Work to complete: Reproduce exactly the lines from the one containing "Read this page and output its text content." through the last line of the records below, both included. Leave out any pictures.

##########

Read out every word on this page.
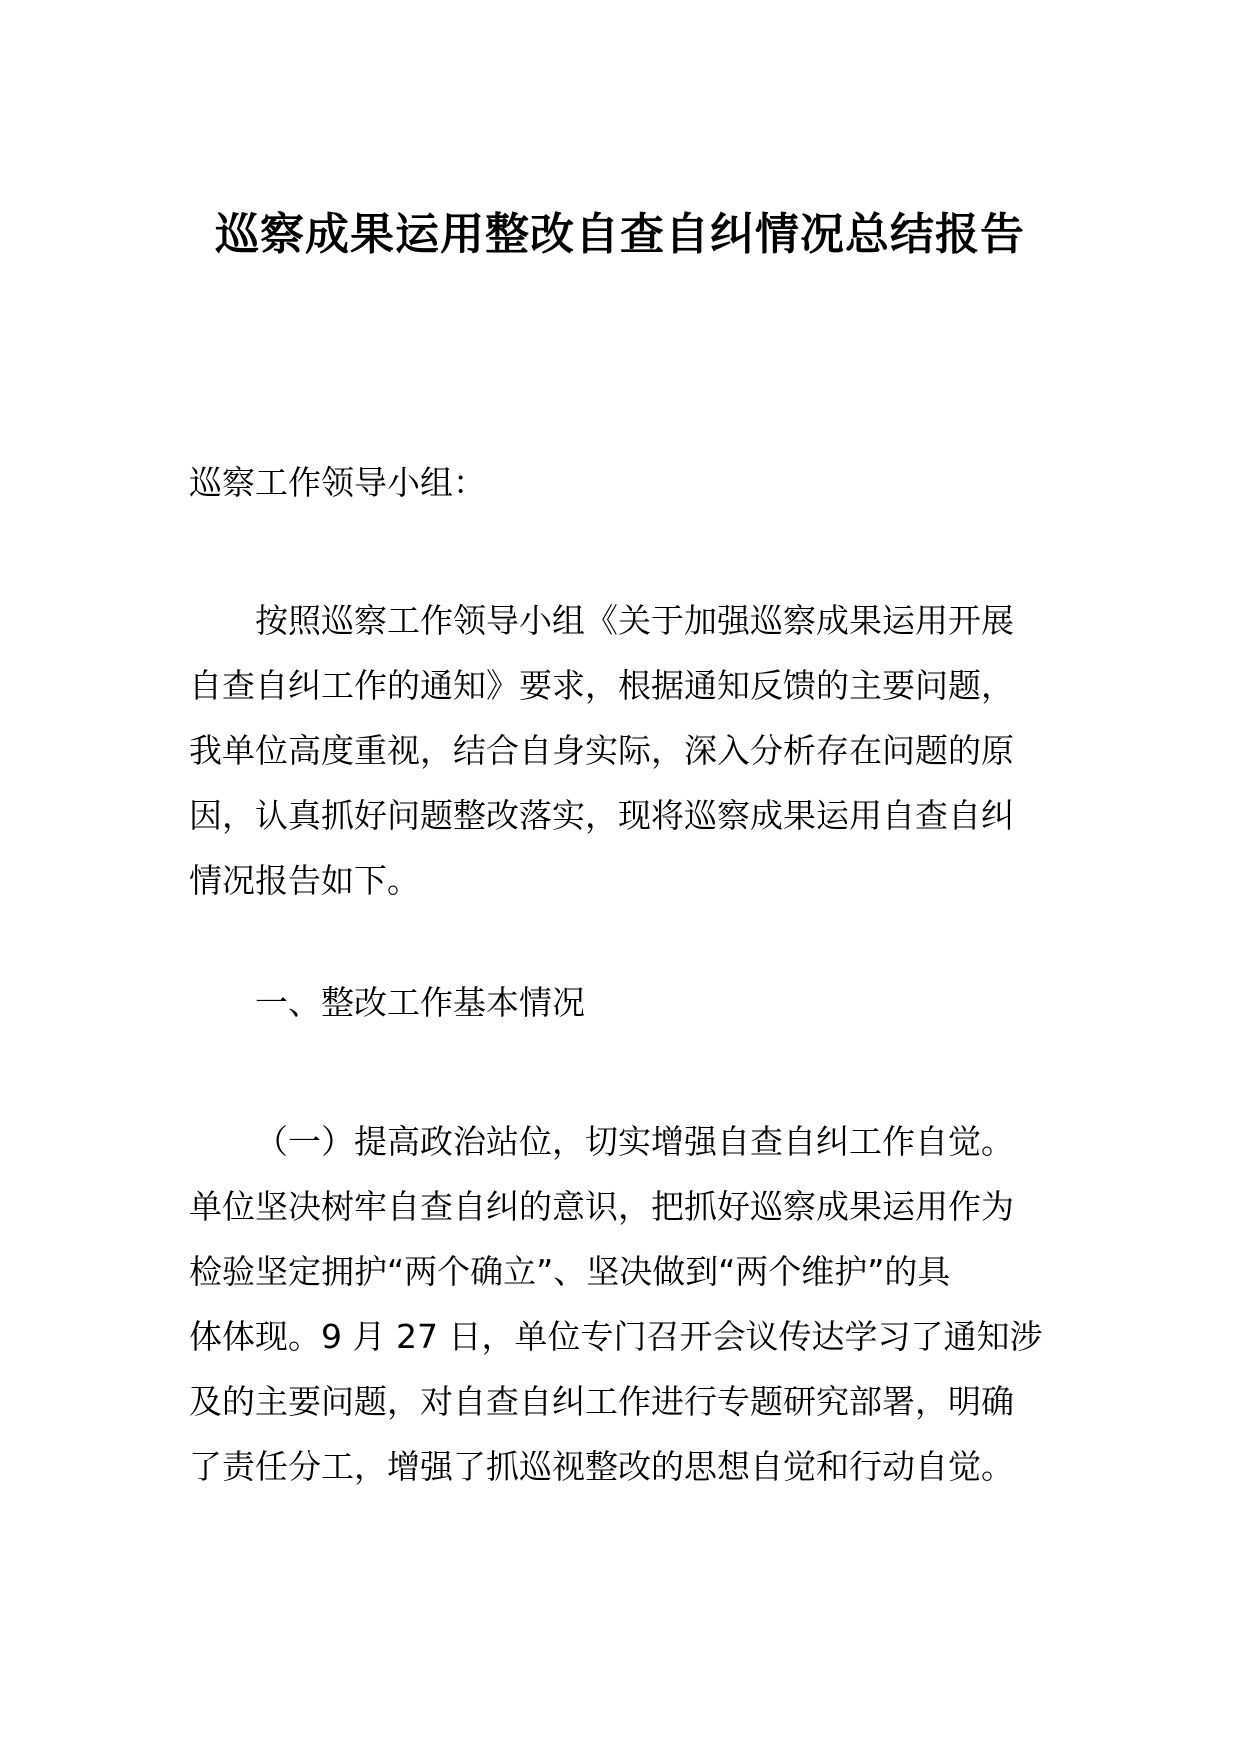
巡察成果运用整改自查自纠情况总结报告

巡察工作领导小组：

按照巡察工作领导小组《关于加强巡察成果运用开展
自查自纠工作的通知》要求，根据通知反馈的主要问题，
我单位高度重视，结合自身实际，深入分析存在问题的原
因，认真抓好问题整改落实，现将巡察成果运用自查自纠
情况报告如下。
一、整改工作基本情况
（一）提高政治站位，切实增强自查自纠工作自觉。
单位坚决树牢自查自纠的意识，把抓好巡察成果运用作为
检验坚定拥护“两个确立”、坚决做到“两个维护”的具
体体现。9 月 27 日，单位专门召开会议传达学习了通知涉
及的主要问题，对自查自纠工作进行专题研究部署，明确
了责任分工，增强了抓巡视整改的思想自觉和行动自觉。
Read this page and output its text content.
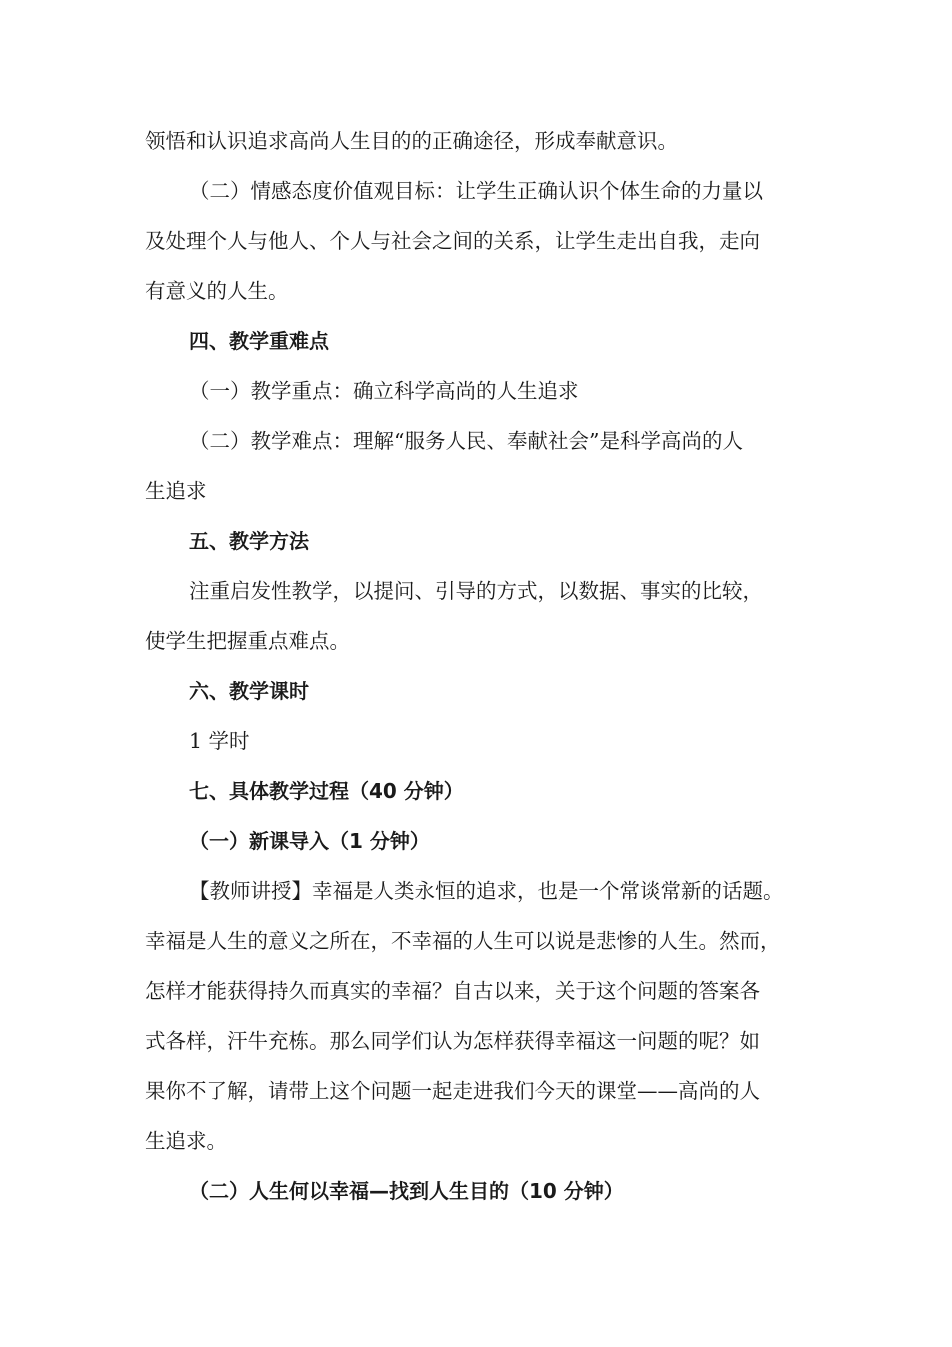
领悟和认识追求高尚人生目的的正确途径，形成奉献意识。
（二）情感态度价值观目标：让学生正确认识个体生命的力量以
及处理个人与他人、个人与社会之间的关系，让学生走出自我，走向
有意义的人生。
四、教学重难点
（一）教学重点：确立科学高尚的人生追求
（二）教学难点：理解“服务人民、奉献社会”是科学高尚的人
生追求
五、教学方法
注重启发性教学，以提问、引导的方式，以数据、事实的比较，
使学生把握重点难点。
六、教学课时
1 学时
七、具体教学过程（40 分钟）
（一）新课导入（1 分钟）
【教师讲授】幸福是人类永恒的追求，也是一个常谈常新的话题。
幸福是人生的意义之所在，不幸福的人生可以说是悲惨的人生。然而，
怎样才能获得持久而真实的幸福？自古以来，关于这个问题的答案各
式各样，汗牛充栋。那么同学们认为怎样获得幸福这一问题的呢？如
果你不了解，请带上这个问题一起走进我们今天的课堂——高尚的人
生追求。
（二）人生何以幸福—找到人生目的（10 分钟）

##########

Correct response:
Read this page and output its text content.
领悟和认识追求高尚人生目的的正确途径，形成奉献意识。
（二）情感态度价值观目标：让学生正确认识个体生命的力量以
及处理个人与他人、个人与社会之间的关系，让学生走出自我，走向
有意义的人生。
四、教学重难点
（一）教学重点：确立科学高尚的人生追求
（二）教学难点：理解“服务人民、奉献社会”是科学高尚的人
生追求
五、教学方法
注重启发性教学，以提问、引导的方式，以数据、事实的比较，
使学生把握重点难点。
六、教学课时
1 学时
七、具体教学过程（40 分钟）
（一）新课导入（1 分钟）
【教师讲授】幸福是人类永恒的追求，也是一个常谈常新的话题。
幸福是人生的意义之所在，不幸福的人生可以说是悲惨的人生。然而，
怎样才能获得持久而真实的幸福？自古以来，关于这个问题的答案各
式各样，汗牛充栋。那么同学们认为怎样获得幸福这一问题的呢？如
果你不了解，请带上这个问题一起走进我们今天的课堂——高尚的人
生追求。
（二）人生何以幸福—找到人生目的（10 分钟）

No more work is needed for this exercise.